**STATED EXERCISE:** Pull out every line of the listing below where "this" appears.

[start]

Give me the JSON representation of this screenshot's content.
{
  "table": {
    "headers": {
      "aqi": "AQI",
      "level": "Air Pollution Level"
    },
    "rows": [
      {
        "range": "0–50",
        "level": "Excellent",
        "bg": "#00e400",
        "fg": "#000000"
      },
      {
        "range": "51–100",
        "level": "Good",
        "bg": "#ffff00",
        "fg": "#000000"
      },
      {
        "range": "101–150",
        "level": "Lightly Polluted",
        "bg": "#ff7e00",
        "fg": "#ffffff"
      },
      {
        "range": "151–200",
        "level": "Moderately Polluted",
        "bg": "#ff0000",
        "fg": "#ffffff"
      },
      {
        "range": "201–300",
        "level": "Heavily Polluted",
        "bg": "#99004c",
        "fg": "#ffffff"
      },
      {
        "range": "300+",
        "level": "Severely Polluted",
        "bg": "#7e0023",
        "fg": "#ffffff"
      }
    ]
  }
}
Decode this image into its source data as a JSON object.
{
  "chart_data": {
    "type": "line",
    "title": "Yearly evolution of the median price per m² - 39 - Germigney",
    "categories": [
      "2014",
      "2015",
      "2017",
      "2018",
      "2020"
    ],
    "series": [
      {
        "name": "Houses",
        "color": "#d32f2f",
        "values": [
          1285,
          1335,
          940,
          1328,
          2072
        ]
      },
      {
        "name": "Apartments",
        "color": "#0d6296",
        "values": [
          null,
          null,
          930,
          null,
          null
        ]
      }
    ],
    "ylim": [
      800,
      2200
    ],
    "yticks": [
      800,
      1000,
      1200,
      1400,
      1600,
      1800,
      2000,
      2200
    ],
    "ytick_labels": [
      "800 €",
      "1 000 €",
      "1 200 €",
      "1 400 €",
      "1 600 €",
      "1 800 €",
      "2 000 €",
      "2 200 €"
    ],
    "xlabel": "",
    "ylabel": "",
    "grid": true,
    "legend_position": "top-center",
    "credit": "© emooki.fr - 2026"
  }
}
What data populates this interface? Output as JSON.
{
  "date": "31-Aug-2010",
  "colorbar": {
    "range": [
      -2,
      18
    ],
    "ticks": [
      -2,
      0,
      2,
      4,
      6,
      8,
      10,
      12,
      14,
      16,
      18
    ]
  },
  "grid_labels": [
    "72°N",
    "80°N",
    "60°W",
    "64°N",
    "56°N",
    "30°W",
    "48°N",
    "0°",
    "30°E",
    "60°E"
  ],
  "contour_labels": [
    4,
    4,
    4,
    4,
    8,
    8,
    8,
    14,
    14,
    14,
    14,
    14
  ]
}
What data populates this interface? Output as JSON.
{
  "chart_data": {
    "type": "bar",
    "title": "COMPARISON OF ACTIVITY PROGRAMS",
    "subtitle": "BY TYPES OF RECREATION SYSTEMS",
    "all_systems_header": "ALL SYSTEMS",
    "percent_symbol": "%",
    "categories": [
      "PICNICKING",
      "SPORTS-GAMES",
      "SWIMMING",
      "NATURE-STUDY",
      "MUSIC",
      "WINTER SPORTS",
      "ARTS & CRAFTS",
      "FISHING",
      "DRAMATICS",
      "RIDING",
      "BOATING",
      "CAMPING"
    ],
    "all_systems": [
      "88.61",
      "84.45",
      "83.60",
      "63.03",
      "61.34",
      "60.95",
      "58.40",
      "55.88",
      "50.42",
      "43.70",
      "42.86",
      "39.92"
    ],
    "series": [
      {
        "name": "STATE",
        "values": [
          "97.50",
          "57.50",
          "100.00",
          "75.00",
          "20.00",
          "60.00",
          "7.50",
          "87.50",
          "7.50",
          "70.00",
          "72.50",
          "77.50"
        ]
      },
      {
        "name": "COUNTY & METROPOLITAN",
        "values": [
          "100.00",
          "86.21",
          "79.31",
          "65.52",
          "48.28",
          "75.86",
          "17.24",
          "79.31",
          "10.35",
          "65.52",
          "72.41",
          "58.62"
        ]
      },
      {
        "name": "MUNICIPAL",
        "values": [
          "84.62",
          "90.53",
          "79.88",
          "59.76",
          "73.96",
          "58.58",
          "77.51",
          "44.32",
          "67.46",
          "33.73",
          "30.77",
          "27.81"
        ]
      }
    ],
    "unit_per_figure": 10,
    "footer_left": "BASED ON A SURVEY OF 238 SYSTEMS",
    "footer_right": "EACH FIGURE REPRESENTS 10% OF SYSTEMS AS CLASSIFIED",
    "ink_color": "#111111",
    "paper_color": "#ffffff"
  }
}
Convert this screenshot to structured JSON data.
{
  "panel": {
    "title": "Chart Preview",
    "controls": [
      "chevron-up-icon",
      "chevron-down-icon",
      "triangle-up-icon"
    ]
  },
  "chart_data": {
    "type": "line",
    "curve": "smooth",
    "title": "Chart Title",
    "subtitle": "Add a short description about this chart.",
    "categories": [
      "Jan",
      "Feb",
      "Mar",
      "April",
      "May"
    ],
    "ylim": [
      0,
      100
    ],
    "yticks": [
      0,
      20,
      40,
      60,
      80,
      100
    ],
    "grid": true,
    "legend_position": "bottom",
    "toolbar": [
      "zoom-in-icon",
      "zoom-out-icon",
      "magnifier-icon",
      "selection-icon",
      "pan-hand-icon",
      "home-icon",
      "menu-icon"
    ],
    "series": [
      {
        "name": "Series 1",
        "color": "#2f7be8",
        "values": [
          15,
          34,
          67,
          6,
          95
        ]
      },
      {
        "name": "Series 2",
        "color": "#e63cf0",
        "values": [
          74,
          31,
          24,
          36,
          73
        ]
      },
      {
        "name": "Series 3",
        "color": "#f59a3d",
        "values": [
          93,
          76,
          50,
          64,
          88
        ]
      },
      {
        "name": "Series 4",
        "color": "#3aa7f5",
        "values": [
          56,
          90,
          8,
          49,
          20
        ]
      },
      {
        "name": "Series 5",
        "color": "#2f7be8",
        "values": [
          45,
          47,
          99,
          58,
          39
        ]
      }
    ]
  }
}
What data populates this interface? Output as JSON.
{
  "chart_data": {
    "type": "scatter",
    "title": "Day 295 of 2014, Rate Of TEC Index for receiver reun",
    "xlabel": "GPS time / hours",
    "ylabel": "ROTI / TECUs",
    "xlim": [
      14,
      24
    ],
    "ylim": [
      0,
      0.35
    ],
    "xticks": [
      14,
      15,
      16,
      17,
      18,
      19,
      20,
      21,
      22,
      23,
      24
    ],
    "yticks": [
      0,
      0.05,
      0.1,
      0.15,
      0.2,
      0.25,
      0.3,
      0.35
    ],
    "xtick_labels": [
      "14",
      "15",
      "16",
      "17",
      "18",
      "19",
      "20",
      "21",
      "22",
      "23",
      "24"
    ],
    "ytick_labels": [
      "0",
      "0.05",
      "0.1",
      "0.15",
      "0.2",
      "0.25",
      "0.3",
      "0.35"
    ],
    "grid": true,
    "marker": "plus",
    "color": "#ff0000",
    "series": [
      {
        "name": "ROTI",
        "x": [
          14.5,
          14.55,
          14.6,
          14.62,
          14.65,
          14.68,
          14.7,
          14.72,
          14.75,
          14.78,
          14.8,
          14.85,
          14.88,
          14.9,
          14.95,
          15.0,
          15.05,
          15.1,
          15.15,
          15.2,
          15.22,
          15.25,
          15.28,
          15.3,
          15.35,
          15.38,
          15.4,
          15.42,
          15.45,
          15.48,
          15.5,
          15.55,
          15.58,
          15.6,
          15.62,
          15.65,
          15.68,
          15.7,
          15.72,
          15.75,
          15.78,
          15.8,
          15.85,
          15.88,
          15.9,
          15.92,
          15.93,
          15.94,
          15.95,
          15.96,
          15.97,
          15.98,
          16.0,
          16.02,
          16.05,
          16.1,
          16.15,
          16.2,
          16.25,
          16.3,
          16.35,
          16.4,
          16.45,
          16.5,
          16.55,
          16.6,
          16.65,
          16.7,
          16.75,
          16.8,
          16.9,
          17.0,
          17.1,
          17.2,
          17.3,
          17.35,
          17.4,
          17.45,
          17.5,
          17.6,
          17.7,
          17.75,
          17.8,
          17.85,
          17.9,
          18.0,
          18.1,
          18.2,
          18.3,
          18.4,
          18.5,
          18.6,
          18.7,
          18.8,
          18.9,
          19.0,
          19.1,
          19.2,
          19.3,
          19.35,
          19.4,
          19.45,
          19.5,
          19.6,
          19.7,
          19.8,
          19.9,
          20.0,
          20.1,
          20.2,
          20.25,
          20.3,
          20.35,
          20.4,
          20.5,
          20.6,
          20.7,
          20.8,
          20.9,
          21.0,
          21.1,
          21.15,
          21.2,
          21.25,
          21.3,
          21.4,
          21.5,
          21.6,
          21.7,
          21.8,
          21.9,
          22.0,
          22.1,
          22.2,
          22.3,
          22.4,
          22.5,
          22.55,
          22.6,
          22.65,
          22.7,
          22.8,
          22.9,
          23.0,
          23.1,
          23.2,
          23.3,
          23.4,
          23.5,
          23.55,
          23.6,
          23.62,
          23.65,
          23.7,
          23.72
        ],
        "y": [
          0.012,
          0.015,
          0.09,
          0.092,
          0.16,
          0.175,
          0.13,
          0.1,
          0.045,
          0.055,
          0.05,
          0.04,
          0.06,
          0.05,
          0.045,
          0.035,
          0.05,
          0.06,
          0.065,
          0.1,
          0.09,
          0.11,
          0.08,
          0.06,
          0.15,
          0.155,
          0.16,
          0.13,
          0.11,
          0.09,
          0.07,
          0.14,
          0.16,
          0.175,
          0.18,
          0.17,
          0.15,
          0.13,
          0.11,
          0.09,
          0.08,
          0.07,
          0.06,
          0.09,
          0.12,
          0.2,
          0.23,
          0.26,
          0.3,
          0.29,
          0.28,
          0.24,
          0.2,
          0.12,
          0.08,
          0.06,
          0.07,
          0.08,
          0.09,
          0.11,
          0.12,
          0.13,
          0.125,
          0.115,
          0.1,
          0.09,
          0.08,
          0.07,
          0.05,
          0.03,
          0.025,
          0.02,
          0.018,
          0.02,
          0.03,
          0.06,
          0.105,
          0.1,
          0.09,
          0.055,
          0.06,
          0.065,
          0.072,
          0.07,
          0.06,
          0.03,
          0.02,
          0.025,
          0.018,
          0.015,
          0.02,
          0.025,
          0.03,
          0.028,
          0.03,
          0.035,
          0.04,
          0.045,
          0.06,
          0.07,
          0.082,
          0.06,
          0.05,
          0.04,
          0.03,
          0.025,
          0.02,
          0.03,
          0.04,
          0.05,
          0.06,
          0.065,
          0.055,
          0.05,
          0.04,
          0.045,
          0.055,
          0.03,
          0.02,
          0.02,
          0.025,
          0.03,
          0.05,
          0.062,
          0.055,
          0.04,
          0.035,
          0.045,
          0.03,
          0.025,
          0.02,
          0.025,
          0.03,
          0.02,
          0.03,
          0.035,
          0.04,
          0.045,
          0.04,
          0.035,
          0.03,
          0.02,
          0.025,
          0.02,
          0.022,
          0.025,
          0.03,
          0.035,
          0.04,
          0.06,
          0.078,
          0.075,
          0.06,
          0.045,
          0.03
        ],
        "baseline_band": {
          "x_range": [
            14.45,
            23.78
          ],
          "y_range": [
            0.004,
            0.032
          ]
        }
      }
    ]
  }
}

[end]

**EXERCISE RESPONSE:**
Give me the JSON representation of this screenshot's content.
Decode this image into its source data as a JSON object.
What data populates this interface? Output as JSON.
What data populates this interface? Output as JSON.
Convert this screenshot to structured JSON data.
    "subtitle": "Add a short description about this chart.",
What data populates this interface? Output as JSON.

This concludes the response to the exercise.